Every line of the material below should be repeated exactly.

--- start Rows ---

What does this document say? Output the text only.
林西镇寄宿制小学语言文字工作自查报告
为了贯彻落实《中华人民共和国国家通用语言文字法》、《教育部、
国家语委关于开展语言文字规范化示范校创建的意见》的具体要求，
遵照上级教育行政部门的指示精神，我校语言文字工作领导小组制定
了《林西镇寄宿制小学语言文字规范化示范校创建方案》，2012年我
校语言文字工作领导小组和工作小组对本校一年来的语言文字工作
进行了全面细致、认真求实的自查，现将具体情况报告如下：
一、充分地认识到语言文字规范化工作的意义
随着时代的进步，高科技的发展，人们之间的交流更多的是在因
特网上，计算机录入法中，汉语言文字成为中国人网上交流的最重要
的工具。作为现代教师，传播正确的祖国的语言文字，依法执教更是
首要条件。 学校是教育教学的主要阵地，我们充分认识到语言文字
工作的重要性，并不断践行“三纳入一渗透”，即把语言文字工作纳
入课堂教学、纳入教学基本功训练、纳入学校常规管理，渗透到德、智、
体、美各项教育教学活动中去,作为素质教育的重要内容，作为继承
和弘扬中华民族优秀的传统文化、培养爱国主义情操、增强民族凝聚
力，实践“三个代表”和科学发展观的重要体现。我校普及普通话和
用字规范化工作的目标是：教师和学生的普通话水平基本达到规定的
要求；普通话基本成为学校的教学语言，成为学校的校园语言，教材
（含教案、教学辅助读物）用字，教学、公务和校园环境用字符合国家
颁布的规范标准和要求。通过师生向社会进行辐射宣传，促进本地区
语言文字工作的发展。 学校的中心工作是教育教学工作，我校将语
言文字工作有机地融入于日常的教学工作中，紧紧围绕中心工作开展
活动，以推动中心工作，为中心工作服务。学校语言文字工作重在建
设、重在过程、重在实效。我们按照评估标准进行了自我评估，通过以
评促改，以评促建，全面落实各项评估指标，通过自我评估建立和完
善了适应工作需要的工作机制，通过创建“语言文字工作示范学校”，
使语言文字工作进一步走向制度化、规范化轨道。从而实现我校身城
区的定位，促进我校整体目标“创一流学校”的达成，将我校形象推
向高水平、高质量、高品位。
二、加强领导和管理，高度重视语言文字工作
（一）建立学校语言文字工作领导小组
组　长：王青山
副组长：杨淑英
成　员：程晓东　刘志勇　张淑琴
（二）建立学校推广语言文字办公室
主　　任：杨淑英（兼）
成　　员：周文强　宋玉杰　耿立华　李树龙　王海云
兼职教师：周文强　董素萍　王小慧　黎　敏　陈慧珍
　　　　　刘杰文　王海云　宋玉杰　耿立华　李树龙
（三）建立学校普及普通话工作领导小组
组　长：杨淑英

--- end Rows ---

_Solution below_.
What does this document say? Output the text only.
林西镇寄宿制小学语言文字工作自查报告
为了贯彻落实《中华人民共和国国家通用语言文字法》、《教育部、
国家语委关于开展语言文字规范化示范校创建的意见》的具体要求，
遵照上级教育行政部门的指示精神，我校语言文字工作领导小组制定
了《林西镇寄宿制小学语言文字规范化示范校创建方案》，2012年我
校语言文字工作领导小组和工作小组对本校一年来的语言文字工作
进行了全面细致、认真求实的自查，现将具体情况报告如下：
一、充分地认识到语言文字规范化工作的意义
随着时代的进步，高科技的发展，人们之间的交流更多的是在因
特网上，计算机录入法中，汉语言文字成为中国人网上交流的最重要
的工具。作为现代教师，传播正确的祖国的语言文字，依法执教更是
首要条件。 学校是教育教学的主要阵地，我们充分认识到语言文字
工作的重要性，并不断践行“三纳入一渗透”，即把语言文字工作纳
入课堂教学、纳入教学基本功训练、纳入学校常规管理，渗透到德、智、
体、美各项教育教学活动中去,作为素质教育的重要内容，作为继承
和弘扬中华民族优秀的传统文化、培养爱国主义情操、增强民族凝聚
力，实践“三个代表”和科学发展观的重要体现。我校普及普通话和
用字规范化工作的目标是：教师和学生的普通话水平基本达到规定的
要求；普通话基本成为学校的教学语言，成为学校的校园语言，教材
（含教案、教学辅助读物）用字，教学、公务和校园环境用字符合国家
颁布的规范标准和要求。通过师生向社会进行辐射宣传，促进本地区
语言文字工作的发展。 学校的中心工作是教育教学工作，我校将语
言文字工作有机地融入于日常的教学工作中，紧紧围绕中心工作开展
活动，以推动中心工作，为中心工作服务。学校语言文字工作重在建
设、重在过程、重在实效。我们按照评估标准进行了自我评估，通过以
评促改，以评促建，全面落实各项评估指标，通过自我评估建立和完
善了适应工作需要的工作机制，通过创建“语言文字工作示范学校”，
使语言文字工作进一步走向制度化、规范化轨道。从而实现我校身城
区的定位，促进我校整体目标“创一流学校”的达成，将我校形象推
向高水平、高质量、高品位。
二、加强领导和管理，高度重视语言文字工作
（一）建立学校语言文字工作领导小组
组　长：王青山
副组长：杨淑英
成　员：程晓东　刘志勇　张淑琴
（二）建立学校推广语言文字办公室
主　　任：杨淑英（兼）
成　　员：周文强　宋玉杰　耿立华　李树龙　王海云
兼职教师：周文强　董素萍　王小慧　黎　敏　陈慧珍
　　　　　刘杰文　王海云　宋玉杰　耿立华　李树龙
（三）建立学校普及普通话工作领导小组
组　长：杨淑英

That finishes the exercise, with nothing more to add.